■ **Ausgangstext**
Bolschewismus, Faschismus - die totalitären Systeme des 20.Jahrhunderts haben viele Namen. Ihre Gemeinsamkeiten werden von Nabokov aufgezeigt: die geistige Gleichschaltung, die ideellen Menschenopfer. Ihnen entgegen stellt Nabokov sein Buch. Es ist das Produkt einer weisen, künstlerischen und damit positiven Diktatur, die sich selbst alle möglichen Freiheiten zugesteht: Sprachakrobatik in den verschiedensten fremden Zungen, feine Anspielungen, die sich oft erst durch das Vorwort oder die Anmerkungen erschließen, absichtliche Verwirrspiele mit dem Leser, das Einbinden von Themen, die scheinbar nichts mit dem Romanstoff an sich zu tun haben (Hamlet).
Nabokov hätte sein Buch im Jahre 1948 gern im US-amerikanischen Reedukationsprogramm für Deutschland eingesetzt gesehen, aber dafür ist es sicherlich nicht geradlinig genug gewesen. Wer die Masse erreichen will, muss ihre Sprache sprechen.
"Das Bastardzeichen" ist ein Denkmal für den unbeugbaren Widerstand, das wir auch und gerade in unserer Zeit als Mahnung nehmen sollten, denn die moderne allgewaltige Diktatur des Leistungsprinzips in sämtlichen Bereichen des Lebens fordert tagtäglich unsinnige Menschenopfer, kaum einer ist nicht zum opportunistischen, systemtragenden Gebückten geworden: Alle gegen alle und jeder gegen jeden, die Hoffnung auf einen persönlichen Vorteil gegenüber den Mitmenschen treibt uns an.

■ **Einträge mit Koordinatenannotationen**
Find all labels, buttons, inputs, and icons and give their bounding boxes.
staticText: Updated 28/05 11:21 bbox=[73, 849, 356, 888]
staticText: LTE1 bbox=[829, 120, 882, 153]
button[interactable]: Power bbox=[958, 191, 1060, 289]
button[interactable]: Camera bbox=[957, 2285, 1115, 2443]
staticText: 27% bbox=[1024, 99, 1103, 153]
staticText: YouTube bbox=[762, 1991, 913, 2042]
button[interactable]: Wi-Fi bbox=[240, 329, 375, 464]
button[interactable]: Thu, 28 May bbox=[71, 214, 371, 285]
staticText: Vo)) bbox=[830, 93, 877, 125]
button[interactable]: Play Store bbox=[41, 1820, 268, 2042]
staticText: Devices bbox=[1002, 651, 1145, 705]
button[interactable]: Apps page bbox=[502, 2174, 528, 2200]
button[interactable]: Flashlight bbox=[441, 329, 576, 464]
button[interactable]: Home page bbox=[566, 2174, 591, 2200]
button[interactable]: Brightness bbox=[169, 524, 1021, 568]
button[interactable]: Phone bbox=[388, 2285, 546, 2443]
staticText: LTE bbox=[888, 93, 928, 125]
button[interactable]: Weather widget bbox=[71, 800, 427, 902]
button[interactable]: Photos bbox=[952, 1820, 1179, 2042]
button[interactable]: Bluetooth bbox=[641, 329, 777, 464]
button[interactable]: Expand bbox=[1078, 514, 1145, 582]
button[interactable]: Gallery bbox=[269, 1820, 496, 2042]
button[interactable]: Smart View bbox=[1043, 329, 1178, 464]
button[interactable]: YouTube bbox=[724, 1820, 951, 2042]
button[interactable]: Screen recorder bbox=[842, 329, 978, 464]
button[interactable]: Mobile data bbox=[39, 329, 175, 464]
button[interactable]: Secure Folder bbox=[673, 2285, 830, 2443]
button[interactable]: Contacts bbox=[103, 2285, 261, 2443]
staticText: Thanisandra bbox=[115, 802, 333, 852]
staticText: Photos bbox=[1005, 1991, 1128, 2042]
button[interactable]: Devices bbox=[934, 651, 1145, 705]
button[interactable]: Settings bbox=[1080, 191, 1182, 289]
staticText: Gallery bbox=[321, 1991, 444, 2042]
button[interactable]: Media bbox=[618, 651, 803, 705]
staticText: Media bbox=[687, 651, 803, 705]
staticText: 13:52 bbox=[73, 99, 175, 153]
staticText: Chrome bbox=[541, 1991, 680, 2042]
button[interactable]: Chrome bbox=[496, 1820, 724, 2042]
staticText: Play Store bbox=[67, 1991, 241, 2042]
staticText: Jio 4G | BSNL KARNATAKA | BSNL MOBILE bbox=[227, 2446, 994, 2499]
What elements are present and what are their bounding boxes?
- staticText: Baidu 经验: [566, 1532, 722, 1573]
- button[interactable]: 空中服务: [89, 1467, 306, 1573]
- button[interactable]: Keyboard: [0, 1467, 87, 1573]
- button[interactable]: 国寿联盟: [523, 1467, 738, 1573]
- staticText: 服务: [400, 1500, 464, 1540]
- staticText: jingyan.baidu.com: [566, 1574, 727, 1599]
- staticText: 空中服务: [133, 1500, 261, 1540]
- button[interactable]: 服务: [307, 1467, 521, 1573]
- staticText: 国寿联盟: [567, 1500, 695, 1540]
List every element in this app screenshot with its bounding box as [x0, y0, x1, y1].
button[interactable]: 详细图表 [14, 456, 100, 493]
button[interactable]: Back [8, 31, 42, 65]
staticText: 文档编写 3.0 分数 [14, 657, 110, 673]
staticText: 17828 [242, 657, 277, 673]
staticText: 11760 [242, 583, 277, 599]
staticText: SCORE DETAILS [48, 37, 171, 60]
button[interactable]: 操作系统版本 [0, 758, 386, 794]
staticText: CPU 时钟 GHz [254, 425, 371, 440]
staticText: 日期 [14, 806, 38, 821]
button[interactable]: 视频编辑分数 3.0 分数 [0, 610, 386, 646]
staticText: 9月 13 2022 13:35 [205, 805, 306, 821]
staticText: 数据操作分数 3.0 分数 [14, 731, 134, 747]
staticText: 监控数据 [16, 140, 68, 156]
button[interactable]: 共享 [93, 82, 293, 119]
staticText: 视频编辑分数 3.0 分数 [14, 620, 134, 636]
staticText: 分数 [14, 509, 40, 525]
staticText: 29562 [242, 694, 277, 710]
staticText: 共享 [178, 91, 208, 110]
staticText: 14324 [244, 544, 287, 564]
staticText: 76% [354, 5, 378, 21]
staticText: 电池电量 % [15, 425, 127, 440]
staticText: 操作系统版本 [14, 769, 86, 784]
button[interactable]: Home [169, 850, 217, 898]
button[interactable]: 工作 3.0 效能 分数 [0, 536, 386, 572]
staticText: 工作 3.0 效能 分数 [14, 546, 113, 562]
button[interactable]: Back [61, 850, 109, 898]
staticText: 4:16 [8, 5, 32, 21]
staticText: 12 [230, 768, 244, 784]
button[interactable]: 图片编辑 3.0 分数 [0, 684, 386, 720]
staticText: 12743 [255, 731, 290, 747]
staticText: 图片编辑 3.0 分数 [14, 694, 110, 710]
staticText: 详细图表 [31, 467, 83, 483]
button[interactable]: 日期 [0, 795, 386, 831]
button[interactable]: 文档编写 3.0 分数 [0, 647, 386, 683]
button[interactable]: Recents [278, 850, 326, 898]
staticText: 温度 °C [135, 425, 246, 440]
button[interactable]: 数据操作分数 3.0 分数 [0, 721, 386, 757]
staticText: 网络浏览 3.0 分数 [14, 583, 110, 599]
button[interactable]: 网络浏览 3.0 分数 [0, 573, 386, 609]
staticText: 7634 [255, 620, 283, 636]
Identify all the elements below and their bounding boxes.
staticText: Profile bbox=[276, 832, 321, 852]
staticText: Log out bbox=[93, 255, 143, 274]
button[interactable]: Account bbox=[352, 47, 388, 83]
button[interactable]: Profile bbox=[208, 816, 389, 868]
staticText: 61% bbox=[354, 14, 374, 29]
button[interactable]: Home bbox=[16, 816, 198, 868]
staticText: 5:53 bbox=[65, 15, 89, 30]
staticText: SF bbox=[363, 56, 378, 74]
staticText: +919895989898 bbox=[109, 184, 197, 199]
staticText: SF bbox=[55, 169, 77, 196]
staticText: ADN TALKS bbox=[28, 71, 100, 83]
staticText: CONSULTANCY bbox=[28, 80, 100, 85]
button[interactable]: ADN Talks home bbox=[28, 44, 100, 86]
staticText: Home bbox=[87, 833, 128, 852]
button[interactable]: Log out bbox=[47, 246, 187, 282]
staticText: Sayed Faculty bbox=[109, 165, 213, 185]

■ **Aufgaben**
[1] Fasse den Text in zwei Sätzen zusammen.
[2] Schreibe nur die Zeilen der Einträge vom Anfang bis einschließlich der Zeile mit „button[interactable]: Brightness bbox=[169, 524, 1021, 568]“ neu und setze dabei „WLAN“ anstelle von „Wi-Fi“, ohne sonst etwas zu verändern.
Die Einträge stehen in keinem Zusammenhang mit dem Text.

■ **Lösungen**
[1] Nabokov stellt sein Buch den totalitären Systemen des 20. Jahrhunderts entgegen, und es gilt als Produkt einer weisen, künstlerischen Diktatur, die sich Freiheiten wie Sprachakrobatik, feine Anspielungen und Verwirrspiele mit dem Leser erlaubt. „Das Bastardzeichen“ wird als Denkmal für den unbeugbaren Widerstand gesehen, das gerade heute als Mahnung gegen die allgewaltige Diktatur des Leistungsprinzips dienen sollte.

[2]
Find all labels, buttons, inputs, and icons and give their bounding boxes.
staticText: Updated 28/05 11:21 bbox=[73, 849, 356, 888]
staticText: LTE1 bbox=[829, 120, 882, 153]
button[interactable]: Power bbox=[958, 191, 1060, 289]
button[interactable]: Camera bbox=[957, 2285, 1115, 2443]
staticText: 27% bbox=[1024, 99, 1103, 153]
staticText: YouTube bbox=[762, 1991, 913, 2042]
button[interactable]: WLAN bbox=[240, 329, 375, 464]
button[interactable]: Thu, 28 May bbox=[71, 214, 371, 285]
staticText: Vo)) bbox=[830, 93, 877, 125]
button[interactable]: Play Store bbox=[41, 1820, 268, 2042]
staticText: Devices bbox=[1002, 651, 1145, 705]
button[interactable]: Apps page bbox=[502, 2174, 528, 2200]
button[interactable]: Flashlight bbox=[441, 329, 576, 464]
button[interactable]: Home page bbox=[566, 2174, 591, 2200]
button[interactable]: Brightness bbox=[169, 524, 1021, 568]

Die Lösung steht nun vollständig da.